YOUR OBJECTIVE | Transcribe the data that follows precisely, omitting nothing.

Stored items
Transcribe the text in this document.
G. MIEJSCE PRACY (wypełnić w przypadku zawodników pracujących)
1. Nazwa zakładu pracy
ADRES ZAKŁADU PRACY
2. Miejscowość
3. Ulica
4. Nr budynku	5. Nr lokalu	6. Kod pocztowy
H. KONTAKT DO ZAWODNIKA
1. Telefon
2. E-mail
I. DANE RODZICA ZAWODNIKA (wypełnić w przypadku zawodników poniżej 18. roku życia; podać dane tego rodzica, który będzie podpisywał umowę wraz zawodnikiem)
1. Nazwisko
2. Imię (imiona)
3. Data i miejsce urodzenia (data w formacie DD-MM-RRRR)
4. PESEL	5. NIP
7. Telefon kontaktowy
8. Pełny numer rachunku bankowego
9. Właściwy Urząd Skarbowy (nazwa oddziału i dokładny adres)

THE COMPLETED TASK |
Transcribe the text in this document.
G. MIEJSCE PRACY (wypełnić w przypadku zawodników pracujących)
1. Nazwa zakładu pracy
ADRES ZAKŁADU PRACY
2. Miejscowość
3. Ulica
4. Nr budynku	5. Nr lokalu	6. Kod pocztowy
H. KONTAKT DO ZAWODNIKA
1. Telefon
2. E-mail
I. DANE RODZICA ZAWODNIKA (wypełnić w przypadku zawodników poniżej 18. roku życia; podać dane tego rodzica, który będzie podpisywał umowę wraz zawodnikiem)
1. Nazwisko
2. Imię (imiona)
3. Data i miejsce urodzenia (data w formacie DD-MM-RRRR)
4. PESEL	5. NIP
7. Telefon kontaktowy
8. Pełny numer rachunku bankowego
9. Właściwy Urząd Skarbowy (nazwa oddziału i dokładny adres)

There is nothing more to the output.